>> Begin
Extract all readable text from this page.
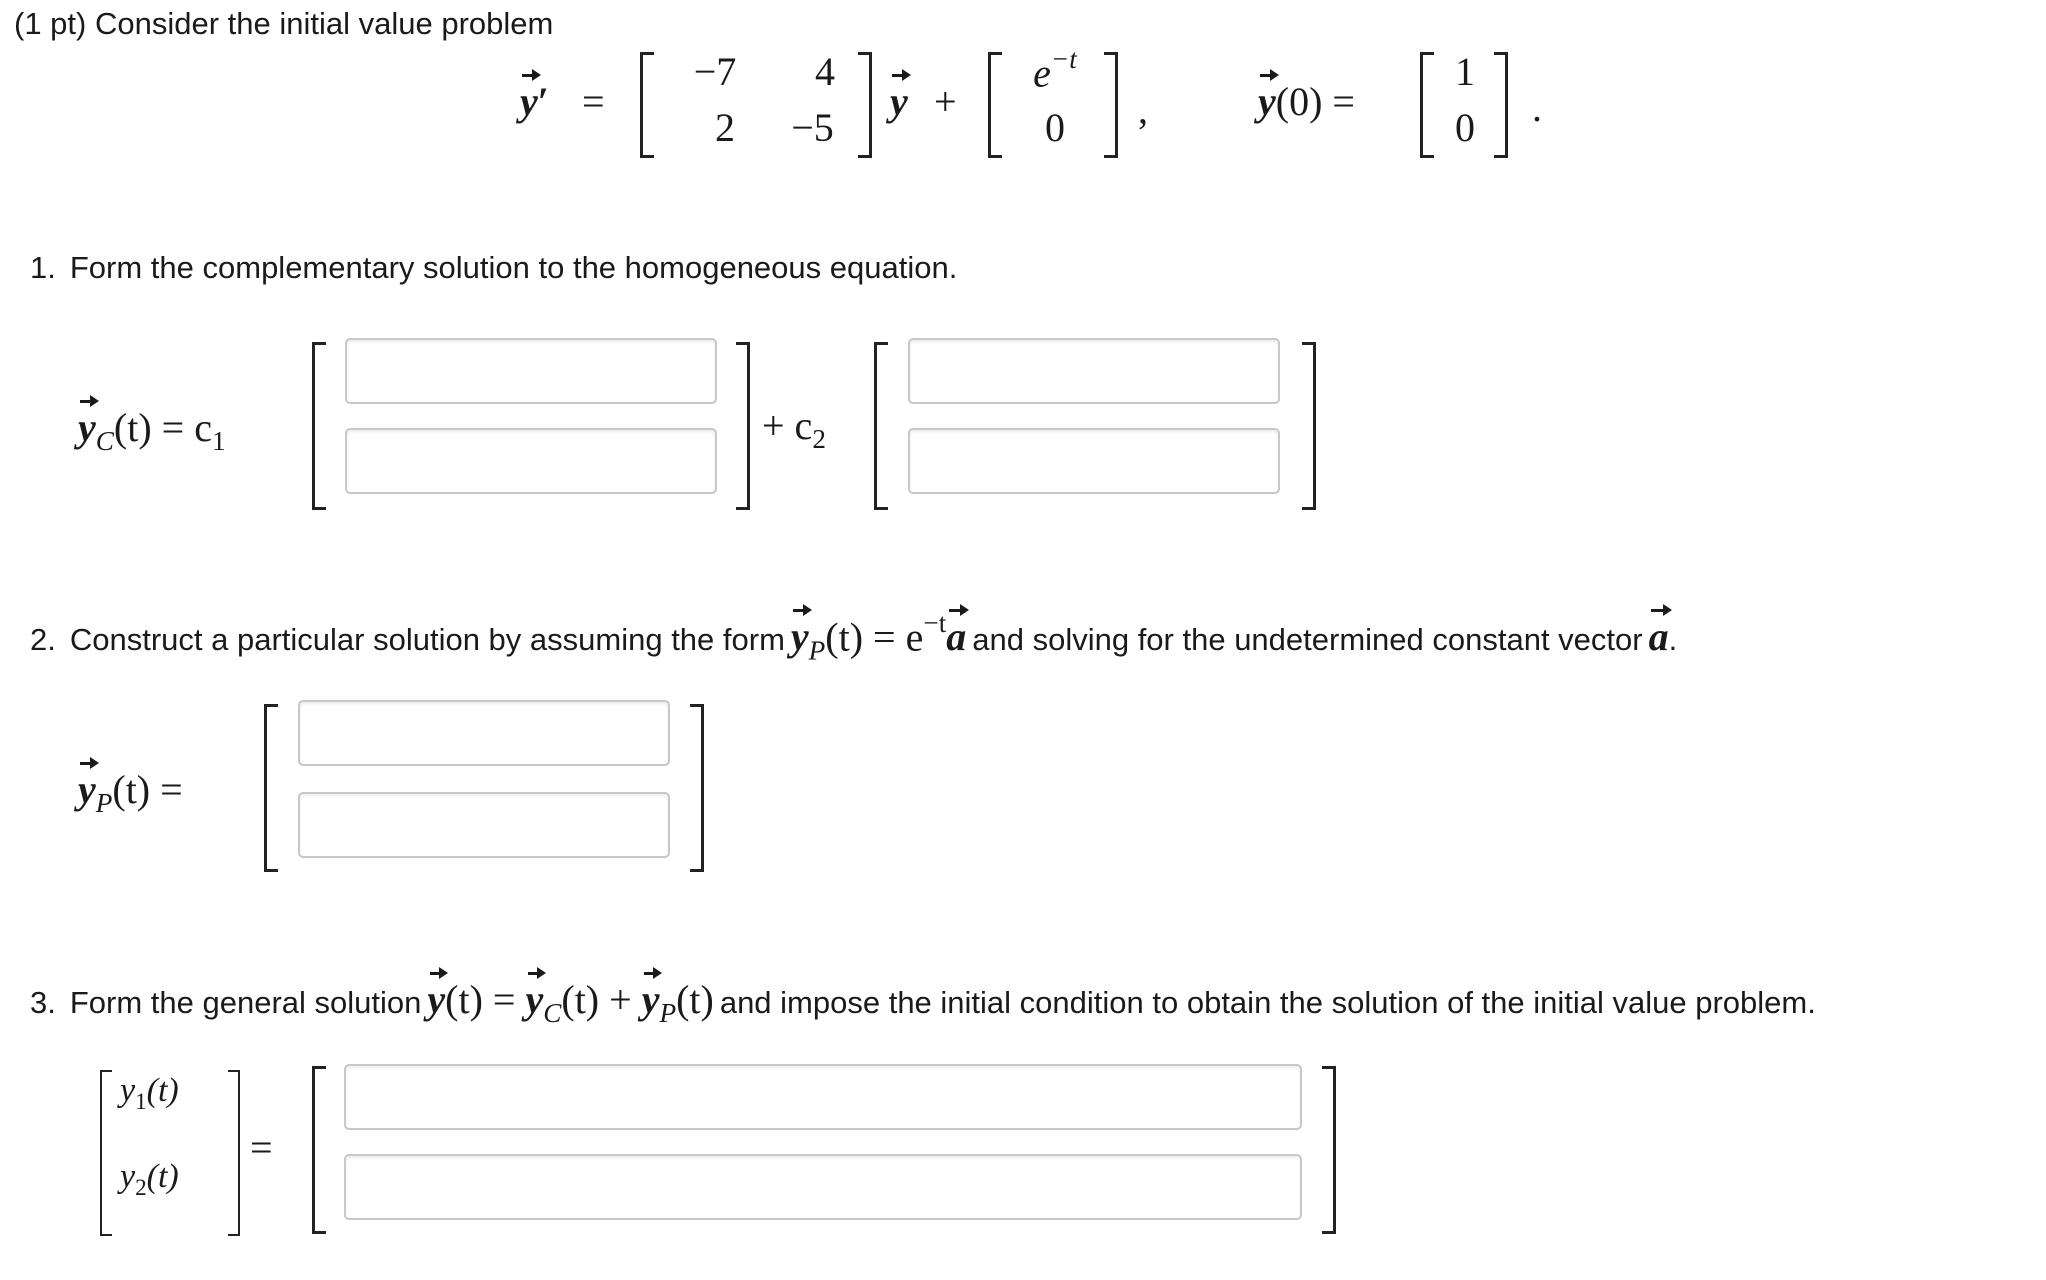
(1 pt) Consider the initial value problem
y′ =
−7	4
2	−5
y +
$e^{-t}$
0	,	y(0) =
1
0	.
1. Form the complementary solution to the homogeneous equation.
$y_C(t) = c_1$	+ $c_2$
2. Construct a particular solution by assuming the form $y_P(t) = e^{-t}a$ and solving for the undetermined constant vector a .
$y_P(t)$ =
3. Form the general solution $y(t) = y_C(t) + y_P(t)$ and impose the initial condition to obtain the solution of the initial value problem.
$y_1(t)$
$y_2(t)$
=
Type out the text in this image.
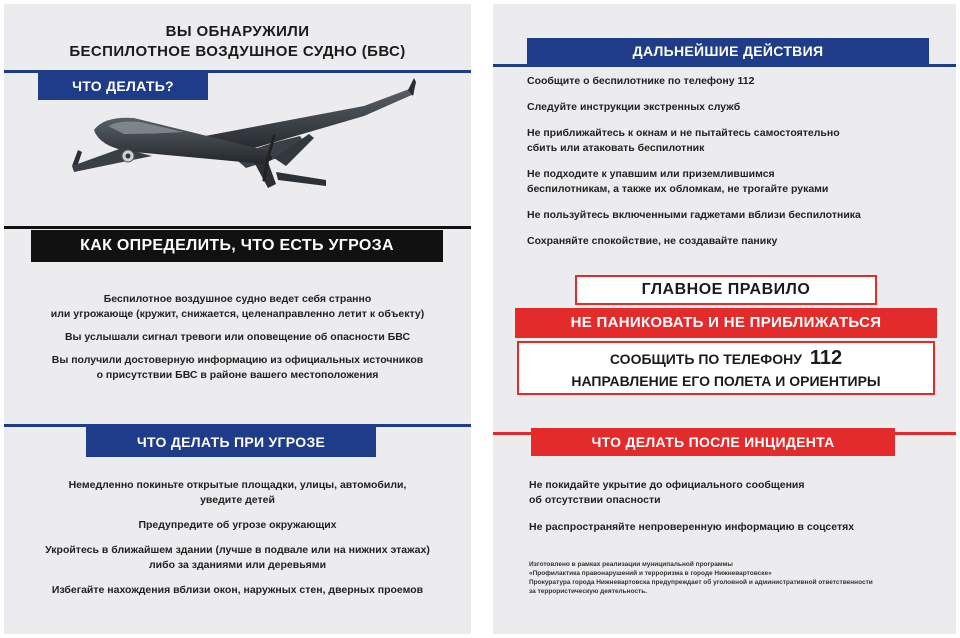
ВЫ ОБНАРУЖИЛИ
БЕСПИЛОТНОЕ ВОЗДУШНОЕ СУДНО (БВС)
ЧТО ДЕЛАТЬ?
КАК ОПРЕДЕЛИТЬ, ЧТО ЕСТЬ УГРОЗА
Беспилотное воздушное судно ведет себя странно
или угрожающе (кружит, снижается, целенаправленно летит к объекту)
Вы услышали сигнал тревоги или оповещение об опасности БВС
Вы получили достоверную информацию из официальных источников
о присутствии БВС в районе вашего местоположения
ЧТО ДЕЛАТЬ ПРИ УГРОЗЕ
Немедленно покиньте открытые площадки, улицы, автомобили,
уведите детей
Предупредите об угрозе окружающих
Укройтесь в ближайшем здании (лучше в подвале или на нижних этажах)
либо за зданиями или деревьями
Избегайте нахождения вблизи окон, наружных стен, дверных проемов
ДАЛЬНЕЙШИЕ ДЕЙСТВИЯ
Сообщите о беспилотнике по телефону 112
Следуйте инструкции экстренных служб
Не приближайтесь к окнам и не пытайтесь самостоятельно
сбить или атаковать беспилотник
Не подходите к упавшим или приземлившимся
беспилотникам, а также их обломкам, не трогайте руками
Не пользуйтесь включенными гаджетами вблизи беспилотника
Сохраняйте спокойствие, не создавайте панику
ГЛАВНОЕ ПРАВИЛО
НЕ ПАНИКОВАТЬ И НЕ ПРИБЛИЖАТЬСЯ
СООБЩИТЬ ПО ТЕЛЕФОНУ 112
НАПРАВЛЕНИЕ ЕГО ПОЛЕТА И ОРИЕНТИРЫ
ЧТО ДЕЛАТЬ ПОСЛЕ ИНЦИДЕНТА
Не покидайте укрытие до официального сообщения
об отсутствии опасности
Не распространяйте непроверенную информацию в соцсетях
Изготовлено в рамках реализации муниципальной программы
«Профилактика правонарушений и терроризма в городе Нижневартовске»
Прокуратура города Нижневартовска предупреждает об уголовной и административной ответственности
за террористическую деятельность.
>> End
#### [Problem to solve]
In the data above, tally the lines holding "initial" and answer with the figure only.

#### [Task response]
2